## Start MATERIAL
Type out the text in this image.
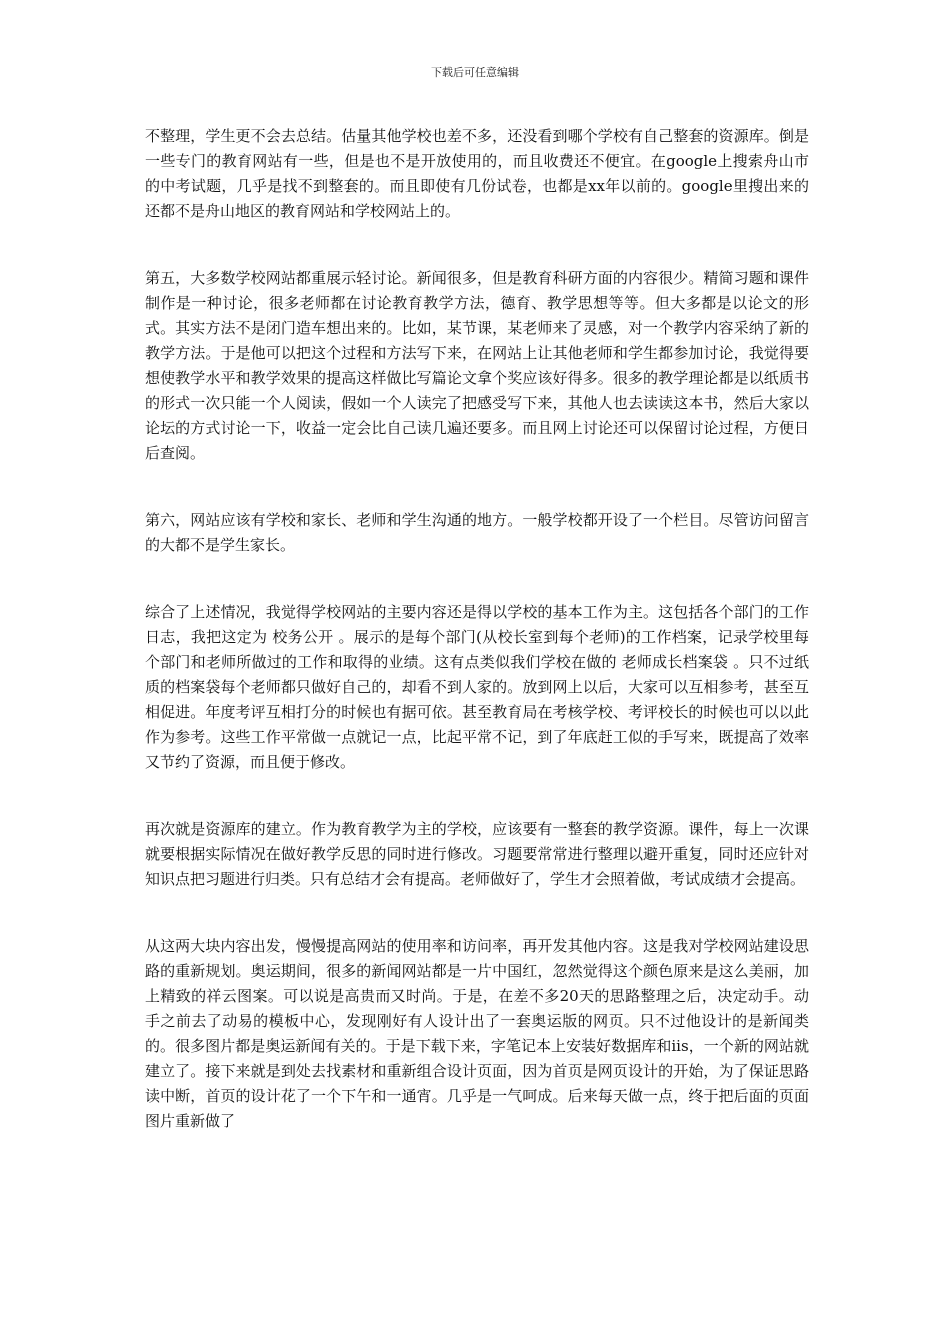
下载后可任意编辑

不整理，学生更不会去总结。估量其他学校也差不多，还没看到哪个学校有自己整套的资源库。倒是一些专门的教育网站有一些，但是也不是开放使用的，而且收费还不便宜。在google上搜索舟山市的中考试题，几乎是找不到整套的。而且即使有几份试卷，也都是xx年以前的。google里搜出来的还都不是舟山地区的教育网站和学校网站上的。

第五，大多数学校网站都重展示轻讨论。新闻很多，但是教育科研方面的内容很少。精简习题和课件制作是一种讨论，很多老师都在讨论教育教学方法，德育、教学思想等等。但大多都是以论文的形式。其实方法不是闭门造车想出来的。比如，某节课，某老师来了灵感，对一个教学内容采纳了新的教学方法。于是他可以把这个过程和方法写下来，在网站上让其他老师和学生都参加讨论，我觉得要想使教学水平和教学效果的提高这样做比写篇论文拿个奖应该好得多。很多的教学理论都是以纸质书的形式一次只能一个人阅读，假如一个人读完了把感受写下来，其他人也去读读这本书，然后大家以论坛的方式讨论一下，收益一定会比自己读几遍还要多。而且网上讨论还可以保留讨论过程，方便日后查阅。

第六，网站应该有学校和家长、老师和学生沟通的地方。一般学校都开设了一个栏目。尽管访问留言的大都不是学生家长。

综合了上述情况，我觉得学校网站的主要内容还是得以学校的基本工作为主。这包括各个部门的工作日志，我把这定为 校务公开 。展示的是每个部门(从校长室到每个老师)的工作档案，记录学校里每个部门和老师所做过的工作和取得的业绩。这有点类似我们学校在做的 老师成长档案袋 。只不过纸质的档案袋每个老师都只做好自己的，却看不到人家的。放到网上以后，大家可以互相参考，甚至互相促进。年度考评互相打分的时候也有据可依。甚至教育局在考核学校、考评校长的时候也可以以此作为参考。这些工作平常做一点就记一点，比起平常不记，到了年底赶工似的手写来，既提高了效率又节约了资源，而且便于修改。

再次就是资源库的建立。作为教育教学为主的学校，应该要有一整套的教学资源。课件，每上一次课就要根据实际情况在做好教学反思的同时进行修改。习题要常常进行整理以避开重复，同时还应针对知识点把习题进行归类。只有总结才会有提高。老师做好了，学生才会照着做，考试成绩才会提高。

从这两大块内容出发，慢慢提高网站的使用率和访问率，再开发其他内容。这是我对学校网站建设思路的重新规划。奥运期间，很多的新闻网站都是一片中国红，忽然觉得这个颜色原来是这么美丽，加上精致的祥云图案。可以说是高贵而又时尚。于是，在差不多20天的思路整理之后，决定动手。动手之前去了动易的模板中心，发现刚好有人设计出了一套奥运版的网页。只不过他设计的是新闻类的。很多图片都是奥运新闻有关的。于是下载下来，字笔记本上安装好数据库和iis，一个新的网站就建立了。接下来就是到处去找素材和重新组合设计页面，因为首页是网页设计的开始，为了保证思路读中断，首页的设计花了一个下午和一通宵。几乎是一气呵成。后来每天做一点，终于把后面的页面图片重新做了
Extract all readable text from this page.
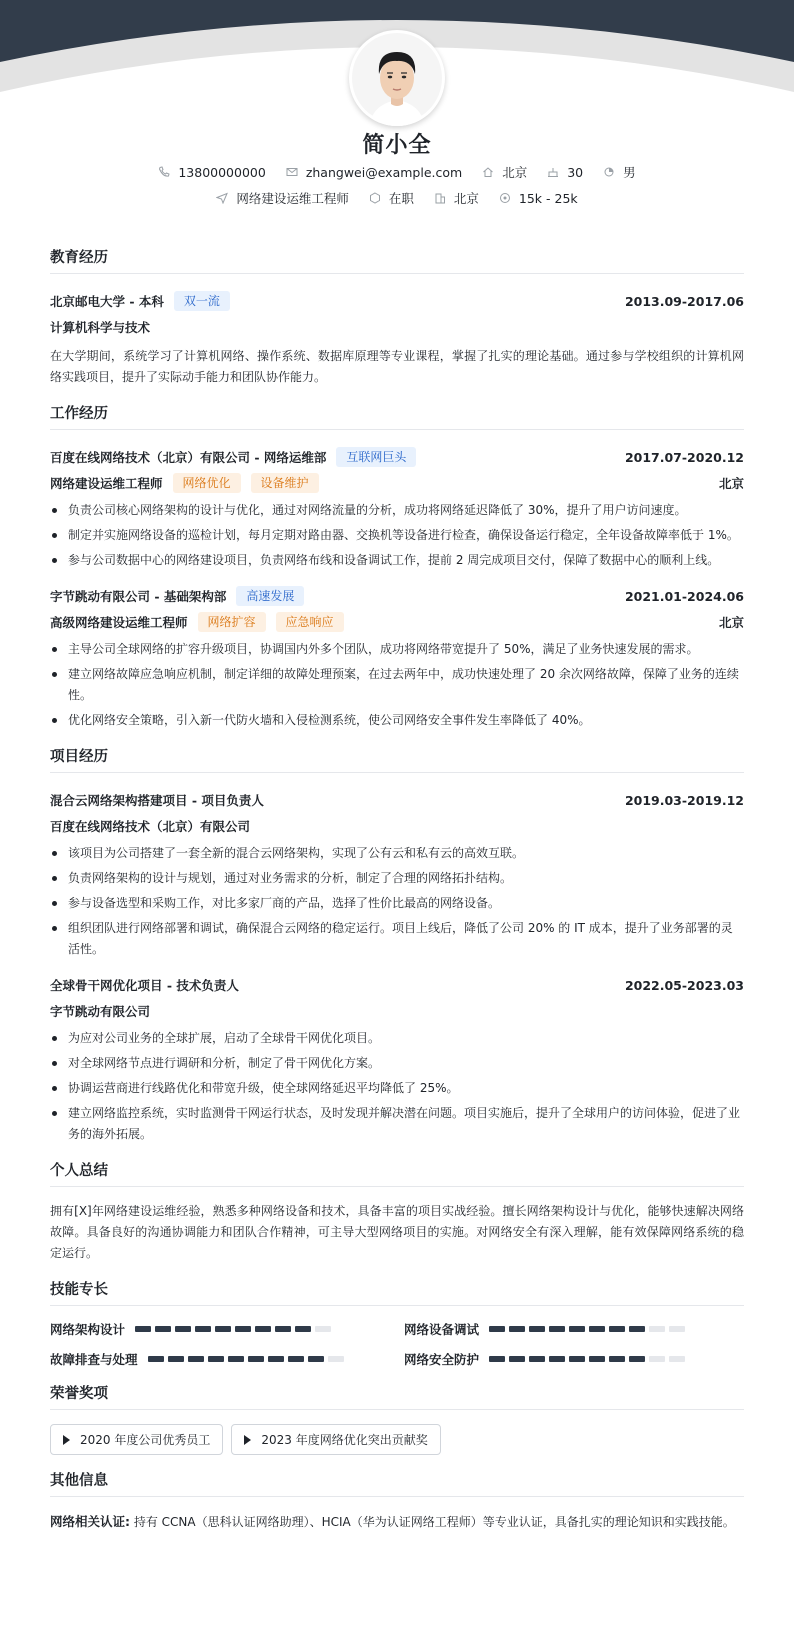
简小全
13800000000	zhangwei@example.com	北京	30	男
网络建设运维工程师	在职	北京	15k - 25k
教育经历
北京邮电大学 - 本科	双一流	2013.09-2017.06
计算机科学与技术
在大学期间，系统学习了计算机网络、操作系统、数据库原理等专业课程，掌握了扎实的理论基础。通过参与学校组织的计算机网络实践项目，提升了实际动手能力和团队协作能力。
工作经历
百度在线网络技术（北京）有限公司 - 网络运维部	互联网巨头	2017.07-2020.12
网络建设运维工程师	网络优化	设备维护	北京
负责公司核心网络架构的设计与优化，通过对网络流量的分析，成功将网络延迟降低了 30%，提升了用户访问速度。
制定并实施网络设备的巡检计划，每月定期对路由器、交换机等设备进行检查，确保设备运行稳定，全年设备故障率低于 1%。
参与公司数据中心的网络建设项目，负责网络布线和设备调试工作，提前 2 周完成项目交付，保障了数据中心的顺利上线。
字节跳动有限公司 - 基础架构部	高速发展	2021.01-2024.06
高级网络建设运维工程师	网络扩容	应急响应	北京
主导公司全球网络的扩容升级项目，协调国内外多个团队，成功将网络带宽提升了 50%，满足了业务快速发展的需求。
建立网络故障应急响应机制，制定详细的故障处理预案，在过去两年中，成功快速处理了 20 余次网络故障，保障了业务的连续性。
优化网络安全策略，引入新一代防火墙和入侵检测系统，使公司网络安全事件发生率降低了 40%。
项目经历
混合云网络架构搭建项目 - 项目负责人	2019.03-2019.12
百度在线网络技术（北京）有限公司
该项目为公司搭建了一套全新的混合云网络架构，实现了公有云和私有云的高效互联。
负责网络架构的设计与规划，通过对业务需求的分析，制定了合理的网络拓扑结构。
参与设备选型和采购工作，对比多家厂商的产品，选择了性价比最高的网络设备。
组织团队进行网络部署和调试，确保混合云网络的稳定运行。项目上线后，降低了公司 20% 的 IT 成本，提升了业务部署的灵活性。
全球骨干网优化项目 - 技术负责人	2022.05-2023.03
字节跳动有限公司
为应对公司业务的全球扩展，启动了全球骨干网优化项目。
对全球网络节点进行调研和分析，制定了骨干网优化方案。
协调运营商进行线路优化和带宽升级，使全球网络延迟平均降低了 25%。
建立网络监控系统，实时监测骨干网运行状态，及时发现并解决潜在问题。项目实施后，提升了全球用户的访问体验，促进了业务的海外拓展。
个人总结
拥有[X]年网络建设运维经验，熟悉多种网络设备和技术，具备丰富的项目实战经验。擅长网络架构设计与优化，能够快速解决网络故障。具备良好的沟通协调能力和团队合作精神，可主导大型网络项目的实施。对网络安全有深入理解，能有效保障网络系统的稳定运行。
技能专长
网络架构设计	网络设备调试
故障排查与处理	网络安全防护
荣誉奖项
2020 年度公司优秀员工	2023 年度网络优化突出贡献奖
其他信息
网络相关认证: 持有 CCNA（思科认证网络助理）、HCIA（华为认证网络工程师）等专业认证，具备扎实的理论知识和实践技能。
## End MATERIAL
GIVEN TASK — Pictures are not part of the copy; output everything else in the records exactly.

ANSWER TO THE TASK —
Type out the text in this image.
下载后可任意编辑

不整理，学生更不会去总结。估量其他学校也差不多，还没看到哪个学校有自己整套的资源库。倒是一些专门的教育网站有一些，但是也不是开放使用的，而且收费还不便宜。在google上搜索舟山市的中考试题，几乎是找不到整套的。而且即使有几份试卷，也都是xx年以前的。google里搜出来的还都不是舟山地区的教育网站和学校网站上的。

第五，大多数学校网站都重展示轻讨论。新闻很多，但是教育科研方面的内容很少。精简习题和课件制作是一种讨论，很多老师都在讨论教育教学方法，德育、教学思想等等。但大多都是以论文的形式。其实方法不是闭门造车想出来的。比如，某节课，某老师来了灵感，对一个教学内容采纳了新的教学方法。于是他可以把这个过程和方法写下来，在网站上让其他老师和学生都参加讨论，我觉得要想使教学水平和教学效果的提高这样做比写篇论文拿个奖应该好得多。很多的教学理论都是以纸质书的形式一次只能一个人阅读，假如一个人读完了把感受写下来，其他人也去读读这本书，然后大家以论坛的方式讨论一下，收益一定会比自己读几遍还要多。而且网上讨论还可以保留讨论过程，方便日后查阅。

第六，网站应该有学校和家长、老师和学生沟通的地方。一般学校都开设了一个栏目。尽管访问留言的大都不是学生家长。

综合了上述情况，我觉得学校网站的主要内容还是得以学校的基本工作为主。这包括各个部门的工作日志，我把这定为 校务公开 。展示的是每个部门(从校长室到每个老师)的工作档案，记录学校里每个部门和老师所做过的工作和取得的业绩。这有点类似我们学校在做的 老师成长档案袋 。只不过纸质的档案袋每个老师都只做好自己的，却看不到人家的。放到网上以后，大家可以互相参考，甚至互相促进。年度考评互相打分的时候也有据可依。甚至教育局在考核学校、考评校长的时候也可以以此作为参考。这些工作平常做一点就记一点，比起平常不记，到了年底赶工似的手写来，既提高了效率又节约了资源，而且便于修改。

再次就是资源库的建立。作为教育教学为主的学校，应该要有一整套的教学资源。课件，每上一次课就要根据实际情况在做好教学反思的同时进行修改。习题要常常进行整理以避开重复，同时还应针对知识点把习题进行归类。只有总结才会有提高。老师做好了，学生才会照着做，考试成绩才会提高。

从这两大块内容出发，慢慢提高网站的使用率和访问率，再开发其他内容。这是我对学校网站建设思路的重新规划。奥运期间，很多的新闻网站都是一片中国红，忽然觉得这个颜色原来是这么美丽，加上精致的祥云图案。可以说是高贵而又时尚。于是，在差不多20天的思路整理之后，决定动手。动手之前去了动易的模板中心，发现刚好有人设计出了一套奥运版的网页。只不过他设计的是新闻类的。很多图片都是奥运新闻有关的。于是下载下来，字笔记本上安装好数据库和iis，一个新的网站就建立了。接下来就是到处去找素材和重新组合设计页面，因为首页是网页设计的开始，为了保证思路读中断，首页的设计花了一个下午和一通宵。几乎是一气呵成。后来每天做一点，终于把后面的页面图片重新做了
Extract all readable text from this page.
简小全
13800000000	zhangwei@example.com	北京	30	男
网络建设运维工程师	在职	北京	15k - 25k
教育经历
北京邮电大学 - 本科	双一流	2013.09-2017.06
计算机科学与技术
在大学期间，系统学习了计算机网络、操作系统、数据库原理等专业课程，掌握了扎实的理论基础。通过参与学校组织的计算机网络实践项目，提升了实际动手能力和团队协作能力。
工作经历
百度在线网络技术（北京）有限公司 - 网络运维部	互联网巨头	2017.07-2020.12
网络建设运维工程师	网络优化	设备维护	北京
负责公司核心网络架构的设计与优化，通过对网络流量的分析，成功将网络延迟降低了 30%，提升了用户访问速度。
制定并实施网络设备的巡检计划，每月定期对路由器、交换机等设备进行检查，确保设备运行稳定，全年设备故障率低于 1%。
参与公司数据中心的网络建设项目，负责网络布线和设备调试工作，提前 2 周完成项目交付，保障了数据中心的顺利上线。
字节跳动有限公司 - 基础架构部	高速发展	2021.01-2024.06
高级网络建设运维工程师	网络扩容	应急响应	北京
主导公司全球网络的扩容升级项目，协调国内外多个团队，成功将网络带宽提升了 50%，满足了业务快速发展的需求。
建立网络故障应急响应机制，制定详细的故障处理预案，在过去两年中，成功快速处理了 20 余次网络故障，保障了业务的连续性。
优化网络安全策略，引入新一代防火墙和入侵检测系统，使公司网络安全事件发生率降低了 40%。
项目经历
混合云网络架构搭建项目 - 项目负责人	2019.03-2019.12
百度在线网络技术（北京）有限公司
该项目为公司搭建了一套全新的混合云网络架构，实现了公有云和私有云的高效互联。
负责网络架构的设计与规划，通过对业务需求的分析，制定了合理的网络拓扑结构。
参与设备选型和采购工作，对比多家厂商的产品，选择了性价比最高的网络设备。
组织团队进行网络部署和调试，确保混合云网络的稳定运行。项目上线后，降低了公司 20% 的 IT 成本，提升了业务部署的灵活性。
全球骨干网优化项目 - 技术负责人	2022.05-2023.03
字节跳动有限公司
为应对公司业务的全球扩展，启动了全球骨干网优化项目。
对全球网络节点进行调研和分析，制定了骨干网优化方案。
协调运营商进行线路优化和带宽升级，使全球网络延迟平均降低了 25%。
建立网络监控系统，实时监测骨干网运行状态，及时发现并解决潜在问题。项目实施后，提升了全球用户的访问体验，促进了业务的海外拓展。
个人总结
拥有[X]年网络建设运维经验，熟悉多种网络设备和技术，具备丰富的项目实战经验。擅长网络架构设计与优化，能够快速解决网络故障。具备良好的沟通协调能力和团队合作精神，可主导大型网络项目的实施。对网络安全有深入理解，能有效保障网络系统的稳定运行。
技能专长
网络架构设计	网络设备调试
故障排查与处理	网络安全防护
荣誉奖项
2020 年度公司优秀员工	2023 年度网络优化突出贡献奖
其他信息
网络相关认证: 持有 CCNA（思科认证网络助理）、HCIA（华为认证网络工程师）等专业认证，具备扎实的理论知识和实践技能。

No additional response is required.